* [THE EXERCISE]:
All of the material should be reproduced exactly, with pictures left out.

## Start SUPPLIED MATERIAL

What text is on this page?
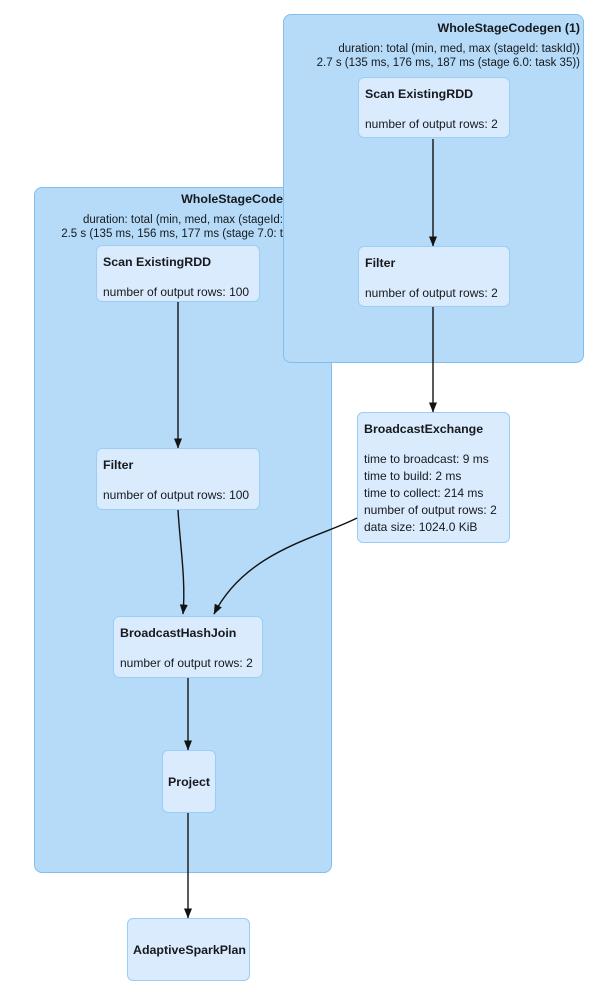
WholeStageCode
duration: total (min, med, max (stageId:
2.5 s (135 ms, 156 ms, 177 ms (stage 7.0: t
WholeStageCodegen (1)
duration: total (min, med, max (stageId: taskId))
2.7 s (135 ms, 176 ms, 187 ms (stage 6.0: task 35))
Scan ExistingRDD
number of output rows: 2
Filter
number of output rows: 2
BroadcastExchange
time to broadcast: 9 ms
time to build: 2 ms
time to collect: 214 ms
number of output rows: 2
data size: 1024.0 KiB
Scan ExistingRDD
number of output rows: 100
Filter
number of output rows: 100
BroadcastHashJoin
number of output rows: 2
Project
AdaptiveSparkPlan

## End SUPPLIED MATERIAL

* [EXERCISE SOLUTION]:
What text is on this page?
WholeStageCode
duration: total (min, med, max (stageId:
2.5 s (135 ms, 156 ms, 177 ms (stage 7.0: t
WholeStageCodegen (1)
duration: total (min, med, max (stageId: taskId))
2.7 s (135 ms, 176 ms, 187 ms (stage 6.0: task 35))
Scan ExistingRDD
number of output rows: 2
Filter
number of output rows: 2
BroadcastExchange
time to broadcast: 9 ms
time to build: 2 ms
time to collect: 214 ms
number of output rows: 2
data size: 1024.0 KiB
Scan ExistingRDD
number of output rows: 100
Filter
number of output rows: 100
BroadcastHashJoin
number of output rows: 2
Project
AdaptiveSparkPlan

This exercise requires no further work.